Swaziland was indirectly involved in the Second Boer War. The beginning of the conflict found it administrated by the South African Republic, with the colonial headquarters set at Bremersdorp. In September, 1899, with war considered imminent, the colonists started evacuating the area. Ngwane V of Swaziland (Bhunu) was informed that the area would be left in his care during the absence of the white residents. The Swaziland Police under Sergeant Opperman started practicing for war while issuing rifles and ammunition to remaining burghers.

On October 4, 1899, Special Commissioner Krogh issued an official notice of evacuation for “all white inhabitants” with the exception of burghers eligible for active service. Most of the British subjects were escorted towards the border with Mozambique, women and other South African civilians were left heading for various destinations. People with dual nationality were still subject to the draft, though unwilling to fight against their own people. Several of them escaped towards Mozambique or the Colony of Natal.

It was not long before skirmishes involved the Swaziland forces. On October 28, 1899, the newly formed Swaziland Commando unit moved against a British police post at Kwaliweni. The South African unit counted about 200 burghers, while the outpost only had 20 men. Bhunu managed to warn the police post of the approaching attack. The police retreated towards Ingwavuma, seat of a magistrate. The Commandos burned the abandoned post and a nearby shop to the ground. Joaquim Ferreira led them towards Ingwavuma. The village was not better guarded and had to also be evacuated. The Swaziland Commando burned it to the ground, while the magistrate and his people escaped to Nongoma.

The Swazi people had been warned by Piet Joubert to remain calm and not involve themselves in the conflict. Bhunu instead found himself unrestricted from colonial authorities for the first time. He soon felt free to settle old scores with political enemies. News of the violent deaths of diplomat Mnkonkoni Kunene and several others in time reached the Boer forces involved in the Siege of Ladysmith. Several of the dead had close ties to the colonial authorities. Joubert had to assure worried commanders that Swaziland was not turning against them. Indeed, spies reported that Bhunu feared he had been bewitched. He was striking against whomever he suspected of the deed. On December 10, 1899, Bhunu died due to a serious illness. He had blamed it on sorcery, though contemporaries suspect it was alcohol-induced. His mother Labotsibeni Mdluli became regent. She set about eliminating the surviving advisers and favorites of Bhunu.

Swazi regiments were roaming the country during the internal conflicts. The South African authorities were worried that the violence could expand towards the south-western border of Swaziland, where Boer farms were cultivated by women and children. They had the farms evacuated and the population transferred to Piet Retief. The farmers from Piet Retief, Wakkerstroom and their vicinities had made a practice of trekking their ship into Swaziland for winter grazing. In January 1900, Francis William Reitz, the State Secretary of the South African Republic, started issuing orders discouraging any sheep-herders from entering Swaziland. On April 18, 1900, any such entry was forbidden. The Swaziland Commando were by that point far from their initial home base, fighting along the Tugela River.

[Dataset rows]
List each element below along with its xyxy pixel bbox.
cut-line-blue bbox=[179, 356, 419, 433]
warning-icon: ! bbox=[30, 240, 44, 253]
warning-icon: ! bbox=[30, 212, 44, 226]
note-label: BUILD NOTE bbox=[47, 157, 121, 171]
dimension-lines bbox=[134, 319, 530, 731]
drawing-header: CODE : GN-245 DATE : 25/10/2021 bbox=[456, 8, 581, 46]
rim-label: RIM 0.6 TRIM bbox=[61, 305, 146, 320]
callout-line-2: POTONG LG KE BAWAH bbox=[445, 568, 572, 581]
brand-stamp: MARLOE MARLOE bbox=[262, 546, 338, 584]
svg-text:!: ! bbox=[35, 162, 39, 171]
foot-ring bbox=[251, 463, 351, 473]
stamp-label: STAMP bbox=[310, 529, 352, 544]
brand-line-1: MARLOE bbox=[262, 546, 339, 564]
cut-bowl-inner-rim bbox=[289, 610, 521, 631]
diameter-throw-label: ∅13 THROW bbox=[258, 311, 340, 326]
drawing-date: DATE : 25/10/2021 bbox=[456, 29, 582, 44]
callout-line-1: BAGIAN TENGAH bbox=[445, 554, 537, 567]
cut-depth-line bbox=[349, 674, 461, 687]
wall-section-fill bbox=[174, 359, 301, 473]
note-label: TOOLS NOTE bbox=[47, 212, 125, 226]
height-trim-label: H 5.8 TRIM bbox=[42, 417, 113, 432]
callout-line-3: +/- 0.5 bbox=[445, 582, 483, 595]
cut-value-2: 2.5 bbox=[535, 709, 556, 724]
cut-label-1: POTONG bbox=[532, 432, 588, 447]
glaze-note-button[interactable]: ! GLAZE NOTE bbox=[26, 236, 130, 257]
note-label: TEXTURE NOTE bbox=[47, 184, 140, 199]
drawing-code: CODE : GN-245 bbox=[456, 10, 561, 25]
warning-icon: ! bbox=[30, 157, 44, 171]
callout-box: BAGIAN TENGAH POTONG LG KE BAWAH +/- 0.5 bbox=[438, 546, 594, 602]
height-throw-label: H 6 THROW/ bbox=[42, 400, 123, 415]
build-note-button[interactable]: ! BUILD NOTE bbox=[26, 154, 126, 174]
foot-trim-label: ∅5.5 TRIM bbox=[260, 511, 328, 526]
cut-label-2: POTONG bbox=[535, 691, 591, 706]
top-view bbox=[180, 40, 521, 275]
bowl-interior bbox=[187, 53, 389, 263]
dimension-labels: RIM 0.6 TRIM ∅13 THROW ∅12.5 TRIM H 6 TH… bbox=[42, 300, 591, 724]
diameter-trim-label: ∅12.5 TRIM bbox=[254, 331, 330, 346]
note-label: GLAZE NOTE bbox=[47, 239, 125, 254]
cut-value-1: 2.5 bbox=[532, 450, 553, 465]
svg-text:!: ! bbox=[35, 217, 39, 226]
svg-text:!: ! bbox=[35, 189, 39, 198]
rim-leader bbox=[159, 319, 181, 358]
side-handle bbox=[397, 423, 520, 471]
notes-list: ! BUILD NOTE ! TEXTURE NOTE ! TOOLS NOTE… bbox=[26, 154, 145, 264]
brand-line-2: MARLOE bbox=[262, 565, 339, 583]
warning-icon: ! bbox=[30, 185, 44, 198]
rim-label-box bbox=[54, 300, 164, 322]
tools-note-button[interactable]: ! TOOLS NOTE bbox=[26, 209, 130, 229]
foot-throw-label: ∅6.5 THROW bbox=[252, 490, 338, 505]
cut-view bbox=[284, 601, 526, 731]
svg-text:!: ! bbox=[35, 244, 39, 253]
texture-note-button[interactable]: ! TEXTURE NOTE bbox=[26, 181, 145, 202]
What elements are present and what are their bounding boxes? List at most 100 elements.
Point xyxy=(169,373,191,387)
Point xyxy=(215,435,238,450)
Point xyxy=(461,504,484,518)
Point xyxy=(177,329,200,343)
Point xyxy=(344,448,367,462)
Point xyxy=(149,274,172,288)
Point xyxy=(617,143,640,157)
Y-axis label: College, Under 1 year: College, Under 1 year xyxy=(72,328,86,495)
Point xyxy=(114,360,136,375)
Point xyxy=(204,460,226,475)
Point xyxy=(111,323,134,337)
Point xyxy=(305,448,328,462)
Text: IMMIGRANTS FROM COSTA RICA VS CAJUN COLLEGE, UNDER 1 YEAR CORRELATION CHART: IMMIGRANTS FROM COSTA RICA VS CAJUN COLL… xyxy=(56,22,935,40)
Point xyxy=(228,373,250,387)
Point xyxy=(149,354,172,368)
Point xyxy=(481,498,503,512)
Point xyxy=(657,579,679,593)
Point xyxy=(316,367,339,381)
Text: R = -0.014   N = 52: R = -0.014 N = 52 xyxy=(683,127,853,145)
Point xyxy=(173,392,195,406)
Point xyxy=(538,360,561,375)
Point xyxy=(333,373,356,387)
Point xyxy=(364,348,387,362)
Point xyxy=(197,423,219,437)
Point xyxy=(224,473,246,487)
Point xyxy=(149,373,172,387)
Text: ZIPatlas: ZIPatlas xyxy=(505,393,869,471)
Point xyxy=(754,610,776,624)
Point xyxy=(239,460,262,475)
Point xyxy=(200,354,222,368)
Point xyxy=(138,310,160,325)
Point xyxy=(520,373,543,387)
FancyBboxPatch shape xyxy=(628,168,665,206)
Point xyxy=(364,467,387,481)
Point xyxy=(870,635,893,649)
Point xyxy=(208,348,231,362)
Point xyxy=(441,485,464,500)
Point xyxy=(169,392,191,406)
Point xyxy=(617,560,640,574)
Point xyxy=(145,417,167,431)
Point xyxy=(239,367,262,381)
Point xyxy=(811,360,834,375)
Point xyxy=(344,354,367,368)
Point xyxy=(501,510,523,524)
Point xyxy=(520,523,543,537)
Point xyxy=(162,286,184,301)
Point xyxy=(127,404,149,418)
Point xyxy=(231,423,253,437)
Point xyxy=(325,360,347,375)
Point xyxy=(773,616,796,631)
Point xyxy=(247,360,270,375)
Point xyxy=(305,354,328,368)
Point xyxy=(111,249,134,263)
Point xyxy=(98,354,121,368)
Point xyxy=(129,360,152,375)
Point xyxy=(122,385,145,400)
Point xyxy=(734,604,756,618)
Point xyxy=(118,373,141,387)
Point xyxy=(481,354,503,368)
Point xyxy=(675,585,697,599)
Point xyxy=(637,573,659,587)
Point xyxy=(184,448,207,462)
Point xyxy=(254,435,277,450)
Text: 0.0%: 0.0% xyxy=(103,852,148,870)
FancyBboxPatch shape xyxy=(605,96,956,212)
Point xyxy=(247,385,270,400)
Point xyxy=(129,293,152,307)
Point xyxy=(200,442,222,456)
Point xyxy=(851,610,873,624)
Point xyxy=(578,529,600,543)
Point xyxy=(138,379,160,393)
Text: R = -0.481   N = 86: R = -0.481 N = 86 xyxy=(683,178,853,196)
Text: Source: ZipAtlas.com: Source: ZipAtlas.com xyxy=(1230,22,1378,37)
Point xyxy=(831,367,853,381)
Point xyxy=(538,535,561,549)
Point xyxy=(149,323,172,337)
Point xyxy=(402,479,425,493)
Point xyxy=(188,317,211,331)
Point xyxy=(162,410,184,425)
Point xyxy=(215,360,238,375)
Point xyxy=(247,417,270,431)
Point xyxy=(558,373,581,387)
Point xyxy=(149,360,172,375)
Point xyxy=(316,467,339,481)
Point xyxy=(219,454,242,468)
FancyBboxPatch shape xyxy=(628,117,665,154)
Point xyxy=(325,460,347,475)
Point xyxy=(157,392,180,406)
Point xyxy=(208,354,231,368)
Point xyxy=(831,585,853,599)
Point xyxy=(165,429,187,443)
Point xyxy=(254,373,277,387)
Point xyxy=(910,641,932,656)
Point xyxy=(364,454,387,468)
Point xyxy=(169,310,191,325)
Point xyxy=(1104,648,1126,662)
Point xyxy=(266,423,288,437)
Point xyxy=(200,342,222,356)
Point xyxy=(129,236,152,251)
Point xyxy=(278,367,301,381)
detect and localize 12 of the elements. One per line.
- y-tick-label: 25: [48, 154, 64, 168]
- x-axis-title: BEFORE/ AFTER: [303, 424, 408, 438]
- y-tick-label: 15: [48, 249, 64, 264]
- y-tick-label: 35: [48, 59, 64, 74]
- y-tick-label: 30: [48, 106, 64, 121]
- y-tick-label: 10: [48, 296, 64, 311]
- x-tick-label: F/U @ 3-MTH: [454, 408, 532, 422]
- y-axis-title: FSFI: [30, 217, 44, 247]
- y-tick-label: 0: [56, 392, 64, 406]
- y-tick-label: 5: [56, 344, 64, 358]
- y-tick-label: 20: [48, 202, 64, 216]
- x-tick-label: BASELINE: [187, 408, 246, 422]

__Written problem__
Answer these questions from the passage on Swaziland in the Second Boer War:
1. Who issued the official notice of evacuation on October 4, 1899?
2. Where did the magistrate at Ingwavuma and his people escape to?
3. Who became regent after Bhunu died?
This material has nothing to do with the text.

__Correct response__
1. Special Commissioner Krogh
2. Nongoma
3. His mother, Labotsibeni Mdluli